# EECS 380 Homework 3

### Winter Semester '01

Assigned Feb 15th 2001.
Due Monday, March 12th, 6pm, EECS 380 box in room 2420 EECS

You are to turn this in with all parts stapled together. Please use two-sided printing to reduce the amount of paper in homeworks, if you can (graders are having trouble carrying all homeworks!). Make sure to mention the following on the first page: your name, uniquename and the number/time of your discussion section.

### Activities

1. Racing STL's sort() versus the qsort() function from stdlibc
2. Improving the worst-case time of the quicksort algorithm
3. Incremental sorting
4. Visualization of bubble sort and shaker sort

### 1. Racing STL's sort() versus qsort() from stdlibc

You need to compare the runtime of sort() from STL to qsort() (provided in the C standard library) on large arrays of large integers. You need to conclude which one is faster on average and by how much (a multiplicative factor).

A sample call to STL's sort is given in the STL's documentation. A sample call to qsort is given in Sedgewick on p. 303. Additionally, all functions from the C standard library have man pages (try `man qsort`, a caveat in this man page is discussed in the newsgourp).

You need to use the following comparison methodology:

1. For a given N, populate an array with N randomly generated large integers. For this use the srand() and rand() calls (or srandom() and random()). Type `man rand` and ` man random` for details on those two (here's an optional journal article on rand() and random()). It is recommended that you print your random numbers when testing the code to make sure they "look random".

2. You will need two copies of the array --- one for sort and the other for qsort. Run sort and qsort once, and measure the cpu time for each. Make sure that N is large enough to give reliable readings without repeated runs. You must compile your code with the compiler flag `-O3`

3. Change the random seed (otherwise, you will always generate the same "random" numbers), repeat the experiment for the same N, compute the average runtime over all experiments done so far for the same N. You can stop when the average stabilizes to within 10%.

4. For a given N, you need to figure out which sorting call is faster and by how much on average (by which factor). Use three values N>10000, each at least 2x apart from each other.
You do not need to plot anything in this question. You need to produce 9 numbers: for each of the three N values you select, you will have two averaged runtimes and a comparison factor (the ratio between the two runtimes). The final answer in English should say whether qsort() or sort() is recommended when speed is all that matters. You should compile with `-O3`, and are very likely to get a wrong answer otherwise.

Feel free to explain your results, but explanations will not be graded.

### 2. Improving the worst-case time of qsort

Using random inputs and the averaging methodology from part1, empirically show that the STL's nth_element function runs in linear time on average when it is used to find the median (i.e., `n` is half the size of the container). For this, build a plot of its average run time as a function of the input size for at least 6 (significantly different) values of N. Every datapoint needs to be averaged as explained in part1, but you don't need to compare it to anything.

Assume that you are given a function `median()` (with whatever arguments you wish) that computes the median in worst-case linear time (STL's implementation apparently does not). A very non-trivial algorithm for this is explained in detail in the CLR book (pp.189-196), but you are not required to read that --- just assume that you can use its implementation.

————

» **Exercise instructions**:
• A. Answer these questions using the sorting homework assignment:
(i) What time and day is the assignment due?
(ii) Which compiler flag must the code be compiled with?
(iii) For the plot of nth_element's average run time, at least how many values of N are required?
• B. Translate this sentence from the sorting homework assignment into Spanish: "Feel free to explain your results, but explanations will not be graded."
• C. Carry on the sorting homework assignment from the point where its text stops.

» **Stored data entries**:

————

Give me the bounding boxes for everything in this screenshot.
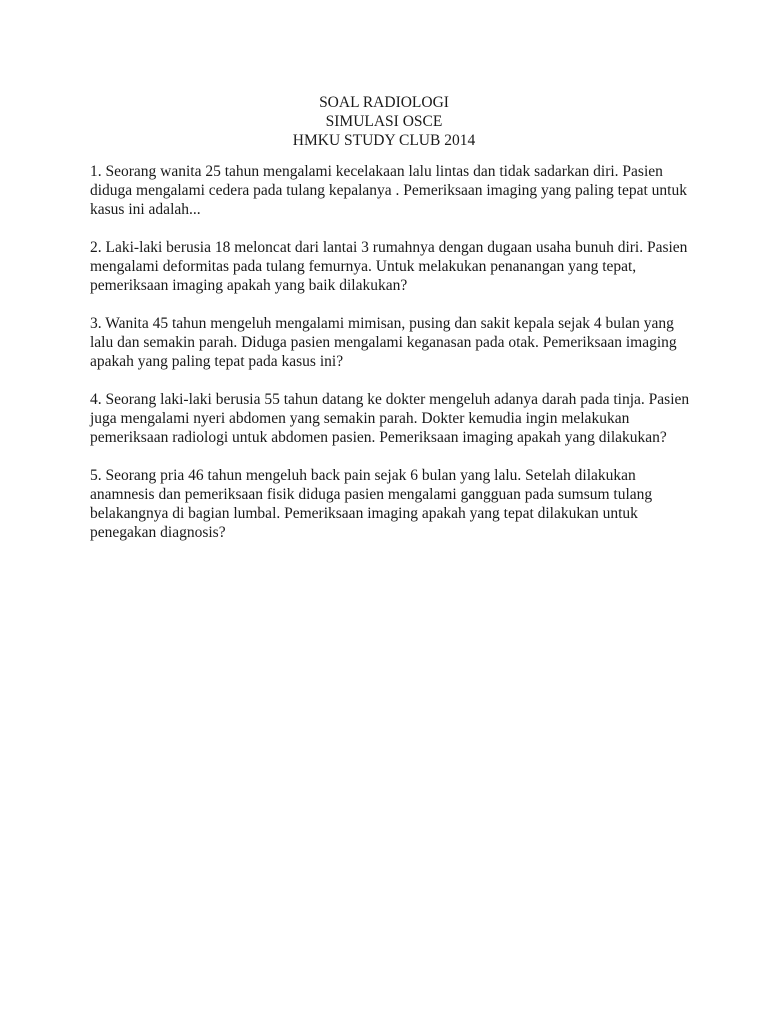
question-2-line-3: pemeriksaan imaging apakah yang baik dilakukan? bbox=[90, 277, 408, 294]
question-3-line-2: lalu dan semakin parah. Diduga pasien mengalami keganasan pada otak. Pemeriksaan imaging bbox=[90, 334, 677, 351]
question-5-line-2: anamnesis dan pemeriksaan fisik diduga pasien mengalami gangguan pada sumsum tulang bbox=[90, 486, 653, 503]
question-4-line-3: pemeriksaan radiologi untuk abdomen pasien. Pemeriksaan imaging apakah yang dilakukan? bbox=[90, 429, 667, 446]
question-4-line-1: 4. Seorang laki-laki berusia 55 tahun datang ke dokter mengeluh adanya darah pada tinja. Pasien bbox=[90, 391, 690, 408]
question-5-line-1: 5. Seorang pria 46 tahun mengeluh back pain sejak 6 bulan yang lalu. Setelah dilakukan bbox=[90, 467, 636, 484]
question-3-line-3: apakah yang paling tepat pada kasus ini? bbox=[90, 353, 344, 370]
question-list bbox=[90, 162, 690, 561]
question-1-line-1: 1. Seorang wanita 25 tahun mengalami kecelakaan lalu lintas dan tidak sadarkan diri. Pasien bbox=[90, 163, 663, 180]
question-3-line-1: 3. Wanita 45 tahun mengeluh mengalami mimisan, pusing dan sakit kepala sejak 4 bulan yang bbox=[90, 315, 674, 332]
question-1-line-3: kasus ini adalah... bbox=[90, 201, 201, 218]
question-1-line-2: diduga mengalami cedera pada tulang kepalanya . Pemeriksaan imaging yang paling tepat untuk bbox=[90, 182, 687, 199]
question-5-line-4: penegakan diagnosis? bbox=[90, 524, 226, 541]
question-5-line-3: belakangnya di bagian lumbal. Pemeriksaan imaging apakah yang tepat dilakukan untuk bbox=[90, 505, 638, 522]
title-line-2: SIMULASI OSCE bbox=[325, 113, 443, 130]
title-line-1: SOAL RADIOLOGI bbox=[319, 94, 449, 111]
question-2 bbox=[90, 238, 688, 295]
document-header bbox=[0, 93, 768, 150]
question-1 bbox=[90, 162, 687, 219]
question-4 bbox=[90, 390, 690, 447]
question-2-line-2: mengalami deformitas pada tulang femurnya. Untuk melakukan penanangan yang tepat, bbox=[90, 258, 637, 275]
question-2-line-1: 2. Laki-laki berusia 18 meloncat dari lantai 3 rumahnya dengan dugaan usaha bunuh diri. Pasien bbox=[90, 239, 688, 256]
title-line-3: HMKU STUDY CLUB 2014 bbox=[292, 132, 476, 149]
question-5 bbox=[90, 466, 680, 542]
question-4-line-2: juga mengalami nyeri abdomen yang semakin parah. Dokter kemudia ingin melakukan bbox=[90, 410, 630, 427]
question-3 bbox=[90, 314, 680, 371]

————

» **Answers to the exercise**:
• A.
(i) Monday, March 12th, at 6pm.
(ii) -O3
(iii) Six.

• B. Siéntase libre de explicar sus resultados, pero las explicaciones no serán calificadas.

• C.
1. Given the example of worst-case input for the original quick sort algorithm described in the Sedgwick book (page 321); explain why the median-of-three pivoting and choosing a pivot at random, each, do not improve the worst-case big-theta complexity of qsort.

2. Consider modifying the original qsort algorithm using linear-time median selection so that the modified algorithm will have better worst-case complexity. Consider two cases: (i) each element in the array can only repeat O(1) times, (ii) the general case. You need to provide a proof of its worst-case complexity (it can refer to the proof of worst case complexity of qsort and simply analyze modifications).
In practice, linear-time median does a lot of work, and "improved" `qsort()` may not be competitive with original `qsort` on average, despite better asymptotic worst-case performance and asymptotically equivalent average-case performance.

### 3. Incremental sorting

Generate large random almost-sorted ranges. To do this you will start with a randomly generated array of integers from part 1 and sort such an array; this will give you a large random sorted range. Now let's spoil it. Pick two indices from 0 to N-1 at random ( idx=rand() % N; ) and swap the values. In some application this can correspond to a perturbation of an already-sorted range, so we need to bring it back to sorted order.
• Implement a generic sorting algorithm that takes linear worst-case time on inputs generated as explained in the previous paragraph --- you are allowed to paste any code from Chapter 6 of our text. Empirically show that it takes linear time on average (similar to experiments in part 2) and compare its runtime to the faster of sort()/qsort() (similar to the experiments in part 1). Remember that all inputs must be almost-sorted ranges from 3a).

### 4. Visualization of bubble sort and shaker sort

1. You need to have a working implementation of bubble sort for arrays (can paste from Sedgewick). Shaker sort is a variant of bubble sort in which passes are performed left-to-right and right-to-left in turns, rather than in one direction as in bubble sort (why would this be useful?). You need a shaker sort implementation as well. Both implementations should terminate once the range is sorted (rather than perform "dummy" passes).

2. Using the index-sorting implementation in the handout, write a function plot() that takes a range and saves its sorted index so that the index can be plotted by gnuplot (i.e., two unsigned's per line).

3. Use N=200 for your experiments, use your student ID as random seed. Generate an array of N random numbers as in part 1. Find out how many passes bubble sort and shaker sort perform on this array. Modify the codes of bubble sort and shaker sort so that plot() is called half way through (e.g., if there are 90 passes total, plot() should be called at pass 45). You need to produce two pictures. They will probably look similar to Fig 6.7 in Sedgewick.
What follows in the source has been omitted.